--- Start of Material supplied ---
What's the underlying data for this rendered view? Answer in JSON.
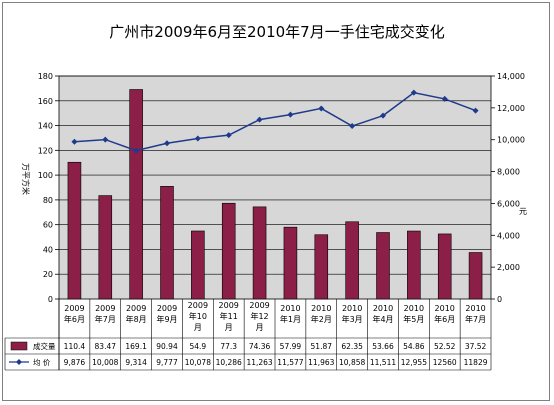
{
  "chart_data": {
    "type": "bar",
    "title": "广州市2009年6月至2010年7月一手住宅成交变化",
    "ylabel": "万平方米",
    "y2label": "元",
    "ylim": [
      0,
      180
    ],
    "y2lim": [
      0,
      14000
    ],
    "yticks": [
      "0",
      "20",
      "40",
      "60",
      "80",
      "100",
      "120",
      "140",
      "160",
      "180"
    ],
    "y2ticks": [
      "0",
      "2,000",
      "4,000",
      "6,000",
      "8,000",
      "10,000",
      "12,000",
      "14,000"
    ],
    "grid": "horizontal",
    "legend": "data-table-left",
    "categories": [
      [
        "2009",
        "年6月"
      ],
      [
        "2009",
        "年7月"
      ],
      [
        "2009",
        "年8月"
      ],
      [
        "2009",
        "年9月"
      ],
      [
        "2009",
        "年10",
        "月"
      ],
      [
        "2009",
        "年11",
        "月"
      ],
      [
        "2009",
        "年12",
        "月"
      ],
      [
        "2010",
        "年1月"
      ],
      [
        "2010",
        "年2月"
      ],
      [
        "2010",
        "年3月"
      ],
      [
        "2010",
        "年4月"
      ],
      [
        "2010",
        "年5月"
      ],
      [
        "2010",
        "年6月"
      ],
      [
        "2010",
        "年7月"
      ]
    ],
    "series": [
      {
        "name": "成交量",
        "type": "bar",
        "axis": "left",
        "color": "#8b1f47",
        "values": [
          110.4,
          83.47,
          169.1,
          90.94,
          54.9,
          77.3,
          74.36,
          57.99,
          51.87,
          62.35,
          53.66,
          54.86,
          52.52,
          37.52
        ],
        "labels": [
          "110.4",
          "83.47",
          "169.1",
          "90.94",
          "54.9",
          "77.3",
          "74.36",
          "57.99",
          "51.87",
          "62.35",
          "53.66",
          "54.86",
          "52.52",
          "37.52"
        ]
      },
      {
        "name": "均 价",
        "type": "line",
        "axis": "right",
        "color": "#1f3a8c",
        "values": [
          9876,
          10008,
          9314,
          9777,
          10078,
          10286,
          11263,
          11577,
          11963,
          10858,
          11511,
          12955,
          12560,
          11829
        ],
        "labels": [
          "9,876",
          "10,008",
          "9,314",
          "9,777",
          "10,078",
          "10,286",
          "11,263",
          "11,577",
          "11,963",
          "10,858",
          "11,511",
          "12,955",
          "12560",
          "11829"
        ]
      }
    ],
    "colors": {
      "plot_bg": "#d7d7d7",
      "bar": "#8b1f47",
      "line": "#1f3a8c"
    }
  }
}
--- End of Material supplied ---
● **Requirement**:
Reproduce the entries above exactly. Do not include the images.

● **Exercise output**:
What's the underlying data for this rendered view? Answer in JSON.
{
  "chart_data": {
    "type": "bar",
    "title": "广州市2009年6月至2010年7月一手住宅成交变化",
    "ylabel": "万平方米",
    "y2label": "元",
    "ylim": [
      0,
      180
    ],
    "y2lim": [
      0,
      14000
    ],
    "yticks": [
      "0",
      "20",
      "40",
      "60",
      "80",
      "100",
      "120",
      "140",
      "160",
      "180"
    ],
    "y2ticks": [
      "0",
      "2,000",
      "4,000",
      "6,000",
      "8,000",
      "10,000",
      "12,000",
      "14,000"
    ],
    "grid": "horizontal",
    "legend": "data-table-left",
    "categories": [
      [
        "2009",
        "年6月"
      ],
      [
        "2009",
        "年7月"
      ],
      [
        "2009",
        "年8月"
      ],
      [
        "2009",
        "年9月"
      ],
      [
        "2009",
        "年10",
        "月"
      ],
      [
        "2009",
        "年11",
        "月"
      ],
      [
        "2009",
        "年12",
        "月"
      ],
      [
        "2010",
        "年1月"
      ],
      [
        "2010",
        "年2月"
      ],
      [
        "2010",
        "年3月"
      ],
      [
        "2010",
        "年4月"
      ],
      [
        "2010",
        "年5月"
      ],
      [
        "2010",
        "年6月"
      ],
      [
        "2010",
        "年7月"
      ]
    ],
    "series": [
      {
        "name": "成交量",
        "type": "bar",
        "axis": "left",
        "color": "#8b1f47",
        "values": [
          110.4,
          83.47,
          169.1,
          90.94,
          54.9,
          77.3,
          74.36,
          57.99,
          51.87,
          62.35,
          53.66,
          54.86,
          52.52,
          37.52
        ],
        "labels": [
          "110.4",
          "83.47",
          "169.1",
          "90.94",
          "54.9",
          "77.3",
          "74.36",
          "57.99",
          "51.87",
          "62.35",
          "53.66",
          "54.86",
          "52.52",
          "37.52"
        ]
      },
      {
        "name": "均 价",
        "type": "line",
        "axis": "right",
        "color": "#1f3a8c",
        "values": [
          9876,
          10008,
          9314,
          9777,
          10078,
          10286,
          11263,
          11577,
          11963,
          10858,
          11511,
          12955,
          12560,
          11829
        ],
        "labels": [
          "9,876",
          "10,008",
          "9,314",
          "9,777",
          "10,078",
          "10,286",
          "11,263",
          "11,577",
          "11,963",
          "10,858",
          "11,511",
          "12,955",
          "12560",
          "11829"
        ]
      }
    ],
    "colors": {
      "plot_bg": "#d7d7d7",
      "bar": "#8b1f47",
      "line": "#1f3a8c"
    }
  }
}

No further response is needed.